## START

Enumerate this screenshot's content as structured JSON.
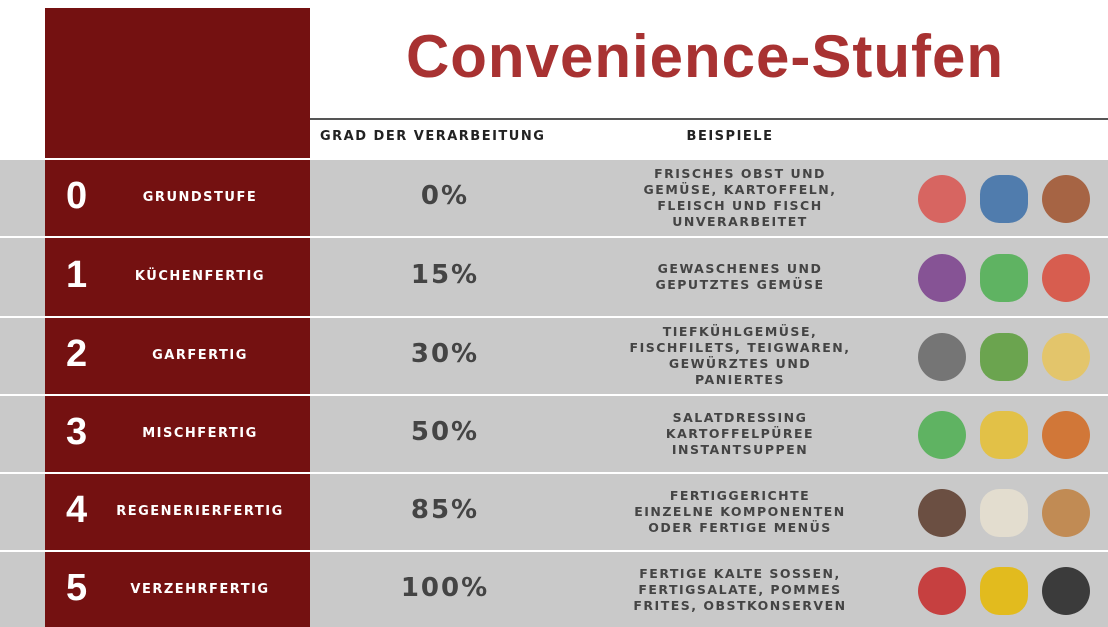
{
  "header": {
    "title": "Convenience-Stufen",
    "columns": [
      "GRAD DER VERARBEITUNG",
      "BEISPIELE"
    ]
  },
  "rows": [
    {
      "level": "0",
      "name": "GRUNDSTUFE",
      "percent": "0%",
      "examples": [
        "FRISCHES OBST UND",
        "GEMÜSE, KARTOFFELN,",
        "FLEISCH UND FISCH",
        "UNVERARBEITET"
      ]
    },
    {
      "level": "1",
      "name": "KÜCHENFERTIG",
      "percent": "15%",
      "examples": [
        "GEWASCHENES UND",
        "GEPUTZTES GEMÜSE"
      ]
    },
    {
      "level": "2",
      "name": "GARFERTIG",
      "percent": "30%",
      "examples": [
        "TIEFKÜHLGEMÜSE,",
        "FISCHFILETS, TEIGWAREN,",
        "GEWÜRZTES UND",
        "PANIERTES"
      ]
    },
    {
      "level": "3",
      "name": "MISCHFERTIG",
      "percent": "50%",
      "examples": [
        "SALATDRESSING",
        "KARTOFFELPÜREE",
        "INSTANTSUPPEN"
      ]
    },
    {
      "level": "4",
      "name": "REGENERIERFERTIG",
      "percent": "85%",
      "examples": [
        "FERTIGGERICHTE",
        "EINZELNE KOMPONENTEN",
        "ODER FERTIGE MENÜS"
      ]
    },
    {
      "level": "5",
      "name": "VERZEHRFERTIG",
      "percent": "100%",
      "examples": [
        "FERTIGE KALTE SOSSEN,",
        "FERTIGSALATE, POMMES",
        "FRITES, OBSTKONSERVEN"
      ]
    }
  ]
}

## END

■ Objective
Your task is an exact transcription of all the data, minus the pictures.

■ Written answer
Enumerate this screenshot's content as structured JSON.
{
  "header": {
    "title": "Convenience-Stufen",
    "columns": [
      "GRAD DER VERARBEITUNG",
      "BEISPIELE"
    ]
  },
  "rows": [
    {
      "level": "0",
      "name": "GRUNDSTUFE",
      "percent": "0%",
      "examples": [
        "FRISCHES OBST UND",
        "GEMÜSE, KARTOFFELN,",
        "FLEISCH UND FISCH",
        "UNVERARBEITET"
      ]
    },
    {
      "level": "1",
      "name": "KÜCHENFERTIG",
      "percent": "15%",
      "examples": [
        "GEWASCHENES UND",
        "GEPUTZTES GEMÜSE"
      ]
    },
    {
      "level": "2",
      "name": "GARFERTIG",
      "percent": "30%",
      "examples": [
        "TIEFKÜHLGEMÜSE,",
        "FISCHFILETS, TEIGWAREN,",
        "GEWÜRZTES UND",
        "PANIERTES"
      ]
    },
    {
      "level": "3",
      "name": "MISCHFERTIG",
      "percent": "50%",
      "examples": [
        "SALATDRESSING",
        "KARTOFFELPÜREE",
        "INSTANTSUPPEN"
      ]
    },
    {
      "level": "4",
      "name": "REGENERIERFERTIG",
      "percent": "85%",
      "examples": [
        "FERTIGGERICHTE",
        "EINZELNE KOMPONENTEN",
        "ODER FERTIGE MENÜS"
      ]
    },
    {
      "level": "5",
      "name": "VERZEHRFERTIG",
      "percent": "100%",
      "examples": [
        "FERTIGE KALTE SOSSEN,",
        "FERTIGSALATE, POMMES",
        "FRITES, OBSTKONSERVEN"
      ]
    }
  ]
}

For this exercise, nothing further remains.